JOB
Wherever a line below holds the word "电话销售实习生", copy that line.

LISTED RECORDS
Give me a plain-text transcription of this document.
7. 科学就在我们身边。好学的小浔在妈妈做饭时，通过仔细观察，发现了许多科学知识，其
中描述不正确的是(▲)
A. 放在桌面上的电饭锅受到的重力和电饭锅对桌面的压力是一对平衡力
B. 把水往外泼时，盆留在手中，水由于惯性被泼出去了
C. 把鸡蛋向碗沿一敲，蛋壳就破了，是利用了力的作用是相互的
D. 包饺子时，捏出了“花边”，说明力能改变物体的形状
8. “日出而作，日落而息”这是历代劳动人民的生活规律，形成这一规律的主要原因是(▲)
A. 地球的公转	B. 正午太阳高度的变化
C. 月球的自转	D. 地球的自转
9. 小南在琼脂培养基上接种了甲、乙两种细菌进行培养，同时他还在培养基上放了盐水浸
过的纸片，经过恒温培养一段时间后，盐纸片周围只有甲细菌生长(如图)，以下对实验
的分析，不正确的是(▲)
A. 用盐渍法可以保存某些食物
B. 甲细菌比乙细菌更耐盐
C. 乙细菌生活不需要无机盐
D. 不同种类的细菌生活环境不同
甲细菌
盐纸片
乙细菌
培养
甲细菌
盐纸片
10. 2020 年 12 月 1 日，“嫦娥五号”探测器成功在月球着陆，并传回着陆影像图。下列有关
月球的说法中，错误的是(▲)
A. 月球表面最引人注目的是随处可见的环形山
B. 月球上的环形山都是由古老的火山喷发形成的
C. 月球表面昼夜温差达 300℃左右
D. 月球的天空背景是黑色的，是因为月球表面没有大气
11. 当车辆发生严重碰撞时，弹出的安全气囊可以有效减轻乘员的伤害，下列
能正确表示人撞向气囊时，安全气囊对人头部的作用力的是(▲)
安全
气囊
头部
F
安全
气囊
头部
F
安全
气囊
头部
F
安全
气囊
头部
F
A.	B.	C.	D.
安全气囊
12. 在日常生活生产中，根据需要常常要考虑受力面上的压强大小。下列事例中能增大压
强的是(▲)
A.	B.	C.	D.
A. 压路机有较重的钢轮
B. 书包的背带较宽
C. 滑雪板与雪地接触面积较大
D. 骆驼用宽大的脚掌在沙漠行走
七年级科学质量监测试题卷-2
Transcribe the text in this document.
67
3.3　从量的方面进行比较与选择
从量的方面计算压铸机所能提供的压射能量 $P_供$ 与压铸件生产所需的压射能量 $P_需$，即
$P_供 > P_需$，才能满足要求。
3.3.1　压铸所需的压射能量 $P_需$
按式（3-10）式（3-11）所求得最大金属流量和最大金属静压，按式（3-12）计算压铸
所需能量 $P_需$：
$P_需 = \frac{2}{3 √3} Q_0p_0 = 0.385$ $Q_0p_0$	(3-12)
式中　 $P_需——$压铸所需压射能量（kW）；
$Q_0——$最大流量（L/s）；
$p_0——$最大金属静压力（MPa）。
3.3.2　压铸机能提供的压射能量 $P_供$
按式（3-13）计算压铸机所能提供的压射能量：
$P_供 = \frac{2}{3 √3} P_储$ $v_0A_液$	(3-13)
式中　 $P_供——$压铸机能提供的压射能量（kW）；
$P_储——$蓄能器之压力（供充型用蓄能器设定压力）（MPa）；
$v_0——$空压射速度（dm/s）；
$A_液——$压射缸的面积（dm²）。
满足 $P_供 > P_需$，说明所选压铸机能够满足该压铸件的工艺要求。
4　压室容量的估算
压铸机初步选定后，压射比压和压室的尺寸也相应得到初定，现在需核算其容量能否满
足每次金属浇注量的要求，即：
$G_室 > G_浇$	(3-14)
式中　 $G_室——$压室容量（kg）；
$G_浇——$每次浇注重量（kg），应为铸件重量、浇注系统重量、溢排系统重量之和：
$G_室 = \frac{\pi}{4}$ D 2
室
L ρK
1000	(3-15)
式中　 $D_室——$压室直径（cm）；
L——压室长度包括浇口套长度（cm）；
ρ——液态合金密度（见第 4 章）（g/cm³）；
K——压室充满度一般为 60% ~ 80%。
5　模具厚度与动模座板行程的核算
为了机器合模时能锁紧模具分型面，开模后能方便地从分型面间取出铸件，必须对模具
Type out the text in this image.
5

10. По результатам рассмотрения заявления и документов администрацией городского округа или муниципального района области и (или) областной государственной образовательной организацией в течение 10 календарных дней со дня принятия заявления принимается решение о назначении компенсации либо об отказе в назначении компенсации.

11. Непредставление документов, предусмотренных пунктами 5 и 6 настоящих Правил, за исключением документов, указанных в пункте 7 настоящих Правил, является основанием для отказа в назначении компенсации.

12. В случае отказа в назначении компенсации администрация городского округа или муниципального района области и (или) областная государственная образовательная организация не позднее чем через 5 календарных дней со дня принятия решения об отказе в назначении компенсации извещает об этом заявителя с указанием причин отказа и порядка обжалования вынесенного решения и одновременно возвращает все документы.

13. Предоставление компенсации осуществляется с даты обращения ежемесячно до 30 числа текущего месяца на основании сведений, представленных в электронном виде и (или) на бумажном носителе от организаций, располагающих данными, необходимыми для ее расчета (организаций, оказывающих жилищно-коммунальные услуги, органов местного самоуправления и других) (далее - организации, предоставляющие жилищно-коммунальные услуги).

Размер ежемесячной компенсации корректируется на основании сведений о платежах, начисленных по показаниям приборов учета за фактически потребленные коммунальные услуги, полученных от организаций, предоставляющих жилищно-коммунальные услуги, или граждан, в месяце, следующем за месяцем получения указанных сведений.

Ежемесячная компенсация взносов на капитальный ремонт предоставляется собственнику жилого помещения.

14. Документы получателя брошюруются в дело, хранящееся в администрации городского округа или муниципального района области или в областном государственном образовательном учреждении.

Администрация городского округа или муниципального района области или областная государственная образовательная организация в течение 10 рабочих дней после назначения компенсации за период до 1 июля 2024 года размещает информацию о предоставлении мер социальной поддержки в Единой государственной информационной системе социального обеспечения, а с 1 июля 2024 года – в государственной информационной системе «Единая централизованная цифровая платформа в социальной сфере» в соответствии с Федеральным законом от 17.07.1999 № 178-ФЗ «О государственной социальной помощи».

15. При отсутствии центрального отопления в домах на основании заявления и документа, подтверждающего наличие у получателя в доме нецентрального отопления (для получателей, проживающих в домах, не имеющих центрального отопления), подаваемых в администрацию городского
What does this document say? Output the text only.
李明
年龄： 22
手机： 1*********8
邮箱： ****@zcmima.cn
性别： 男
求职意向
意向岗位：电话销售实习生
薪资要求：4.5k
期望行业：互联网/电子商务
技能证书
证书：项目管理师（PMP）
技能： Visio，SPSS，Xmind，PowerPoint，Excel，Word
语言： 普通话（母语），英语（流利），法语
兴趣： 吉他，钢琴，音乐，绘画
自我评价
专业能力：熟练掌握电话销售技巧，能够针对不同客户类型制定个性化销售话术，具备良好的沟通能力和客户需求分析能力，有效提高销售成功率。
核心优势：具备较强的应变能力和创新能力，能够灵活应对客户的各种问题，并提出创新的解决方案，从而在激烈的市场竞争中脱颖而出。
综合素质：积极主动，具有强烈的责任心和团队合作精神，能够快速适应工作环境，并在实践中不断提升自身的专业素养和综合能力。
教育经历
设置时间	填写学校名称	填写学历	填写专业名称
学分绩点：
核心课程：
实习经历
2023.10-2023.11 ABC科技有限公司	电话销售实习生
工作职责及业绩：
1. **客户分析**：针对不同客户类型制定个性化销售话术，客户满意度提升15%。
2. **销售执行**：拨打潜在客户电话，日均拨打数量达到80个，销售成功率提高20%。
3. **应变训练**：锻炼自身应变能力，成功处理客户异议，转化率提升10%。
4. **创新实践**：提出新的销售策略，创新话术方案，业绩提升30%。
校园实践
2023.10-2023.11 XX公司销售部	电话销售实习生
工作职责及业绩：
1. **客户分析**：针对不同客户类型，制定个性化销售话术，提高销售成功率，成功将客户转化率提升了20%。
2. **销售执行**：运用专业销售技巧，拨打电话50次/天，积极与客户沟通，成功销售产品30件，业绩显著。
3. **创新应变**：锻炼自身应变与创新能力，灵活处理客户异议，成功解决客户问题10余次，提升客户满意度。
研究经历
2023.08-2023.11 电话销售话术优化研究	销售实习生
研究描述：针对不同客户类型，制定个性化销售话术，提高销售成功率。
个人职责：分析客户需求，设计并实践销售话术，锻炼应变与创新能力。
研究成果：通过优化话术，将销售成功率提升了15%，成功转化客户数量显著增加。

RESULT OF THE TASK
意向岗位：电话销售实习生
2023.10-2023.11 ABC科技有限公司	电话销售实习生
2023.10-2023.11 XX公司销售部	电话销售实习生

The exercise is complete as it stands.